Stored entries:
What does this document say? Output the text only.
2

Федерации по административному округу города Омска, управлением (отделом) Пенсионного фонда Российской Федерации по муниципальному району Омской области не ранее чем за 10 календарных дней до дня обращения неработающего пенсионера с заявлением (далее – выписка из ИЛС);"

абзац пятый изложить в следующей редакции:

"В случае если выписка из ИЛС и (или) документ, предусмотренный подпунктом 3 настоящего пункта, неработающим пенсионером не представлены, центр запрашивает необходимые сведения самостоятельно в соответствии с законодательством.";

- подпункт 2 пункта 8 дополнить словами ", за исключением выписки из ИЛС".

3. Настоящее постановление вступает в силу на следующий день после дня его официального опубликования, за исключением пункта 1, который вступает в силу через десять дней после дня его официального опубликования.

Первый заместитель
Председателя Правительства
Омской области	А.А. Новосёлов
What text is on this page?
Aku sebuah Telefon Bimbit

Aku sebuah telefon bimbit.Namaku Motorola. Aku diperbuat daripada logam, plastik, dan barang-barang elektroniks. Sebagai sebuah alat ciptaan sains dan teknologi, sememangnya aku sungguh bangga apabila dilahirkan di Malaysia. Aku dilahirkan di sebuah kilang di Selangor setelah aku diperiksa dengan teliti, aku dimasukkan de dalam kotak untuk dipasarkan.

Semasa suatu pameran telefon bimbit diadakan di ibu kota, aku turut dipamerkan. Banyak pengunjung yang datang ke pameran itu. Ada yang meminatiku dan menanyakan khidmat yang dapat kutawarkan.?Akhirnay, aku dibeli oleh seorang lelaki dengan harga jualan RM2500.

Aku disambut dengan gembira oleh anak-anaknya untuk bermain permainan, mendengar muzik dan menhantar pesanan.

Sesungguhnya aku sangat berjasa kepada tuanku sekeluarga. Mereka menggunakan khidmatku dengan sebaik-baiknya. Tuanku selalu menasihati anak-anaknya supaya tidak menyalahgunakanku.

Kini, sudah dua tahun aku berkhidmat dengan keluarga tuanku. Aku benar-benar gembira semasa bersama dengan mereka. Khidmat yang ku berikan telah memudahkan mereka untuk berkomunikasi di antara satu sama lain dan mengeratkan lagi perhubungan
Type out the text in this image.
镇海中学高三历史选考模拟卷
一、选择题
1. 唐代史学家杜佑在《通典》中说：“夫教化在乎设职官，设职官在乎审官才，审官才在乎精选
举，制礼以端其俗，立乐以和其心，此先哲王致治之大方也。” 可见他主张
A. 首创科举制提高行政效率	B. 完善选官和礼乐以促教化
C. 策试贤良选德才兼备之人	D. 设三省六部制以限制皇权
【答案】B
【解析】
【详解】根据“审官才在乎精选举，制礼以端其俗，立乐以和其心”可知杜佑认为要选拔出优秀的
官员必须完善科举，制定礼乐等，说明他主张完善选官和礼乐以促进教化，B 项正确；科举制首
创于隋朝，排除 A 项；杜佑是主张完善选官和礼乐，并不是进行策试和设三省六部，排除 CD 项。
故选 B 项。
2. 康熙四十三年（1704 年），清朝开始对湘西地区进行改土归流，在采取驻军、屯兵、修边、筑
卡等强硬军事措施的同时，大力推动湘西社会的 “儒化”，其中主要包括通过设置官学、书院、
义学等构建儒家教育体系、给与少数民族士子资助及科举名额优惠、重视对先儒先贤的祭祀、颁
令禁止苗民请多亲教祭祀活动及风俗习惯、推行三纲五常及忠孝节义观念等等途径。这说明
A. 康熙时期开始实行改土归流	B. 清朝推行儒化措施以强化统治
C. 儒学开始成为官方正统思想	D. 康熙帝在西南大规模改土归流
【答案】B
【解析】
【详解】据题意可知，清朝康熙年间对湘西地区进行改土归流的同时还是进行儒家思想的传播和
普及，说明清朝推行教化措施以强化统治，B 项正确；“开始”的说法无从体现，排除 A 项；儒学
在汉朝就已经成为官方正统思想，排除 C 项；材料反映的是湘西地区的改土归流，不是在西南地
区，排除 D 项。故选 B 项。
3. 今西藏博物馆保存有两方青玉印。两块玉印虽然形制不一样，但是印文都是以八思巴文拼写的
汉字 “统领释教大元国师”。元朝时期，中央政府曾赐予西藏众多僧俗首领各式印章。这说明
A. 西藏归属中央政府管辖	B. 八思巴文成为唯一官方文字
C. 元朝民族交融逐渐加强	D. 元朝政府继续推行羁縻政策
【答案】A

GOAL OF THE EXERCISE:
Report how many lines of the listing hold the word "anaknya", with nothing but the number.

FINAL RESULT:
2